### Set exercise
Determine the number of lines where "label" occurs and reply with that number by itself.

'''

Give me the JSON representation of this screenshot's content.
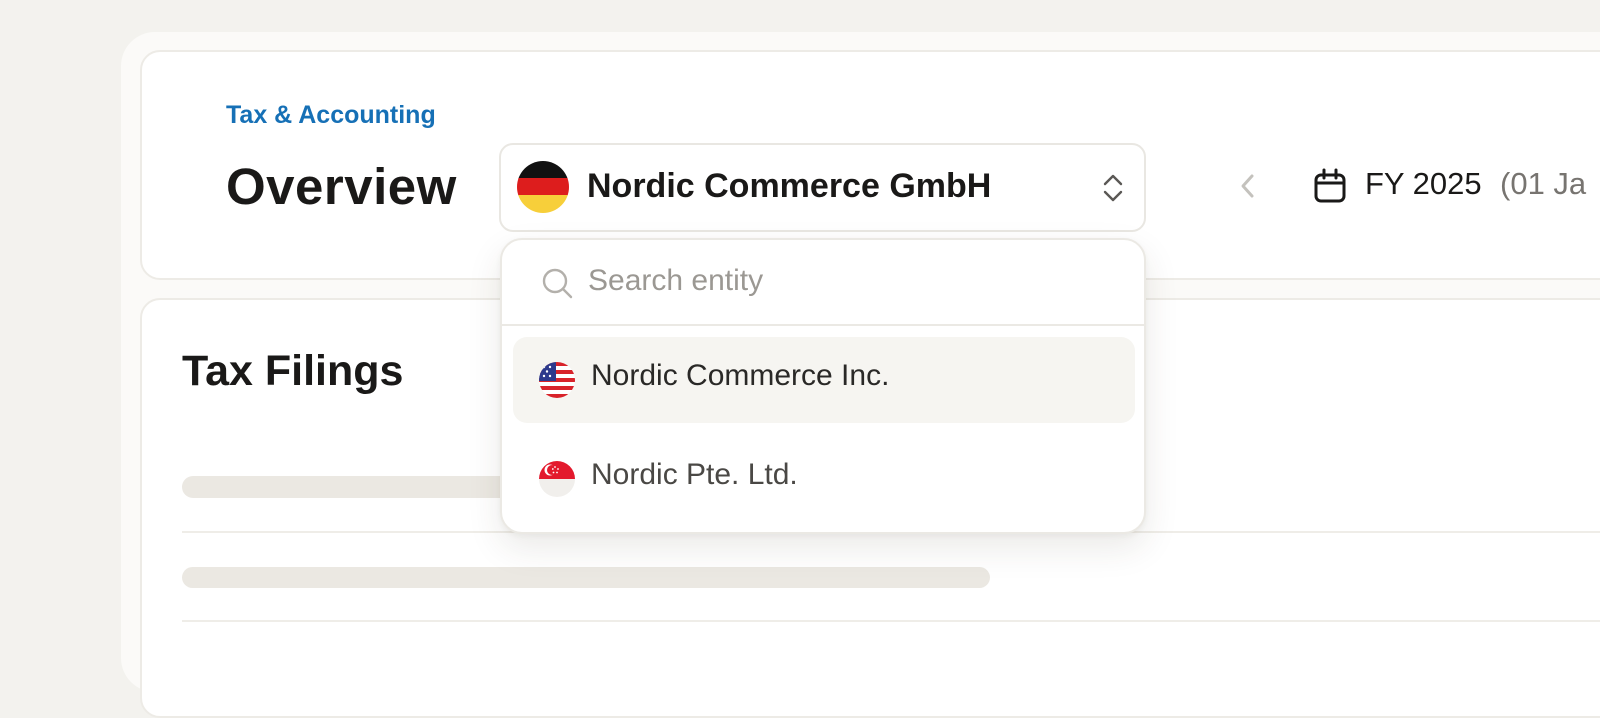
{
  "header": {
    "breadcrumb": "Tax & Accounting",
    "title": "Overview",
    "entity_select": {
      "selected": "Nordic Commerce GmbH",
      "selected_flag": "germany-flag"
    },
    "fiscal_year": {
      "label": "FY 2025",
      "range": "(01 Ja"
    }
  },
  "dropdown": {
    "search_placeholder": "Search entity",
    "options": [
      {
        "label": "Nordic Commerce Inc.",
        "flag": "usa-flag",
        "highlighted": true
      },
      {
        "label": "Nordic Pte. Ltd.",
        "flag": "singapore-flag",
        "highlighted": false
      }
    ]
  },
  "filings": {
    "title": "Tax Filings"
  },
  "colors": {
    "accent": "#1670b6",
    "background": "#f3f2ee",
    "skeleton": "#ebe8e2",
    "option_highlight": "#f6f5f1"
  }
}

'''

### Response for this exercise
3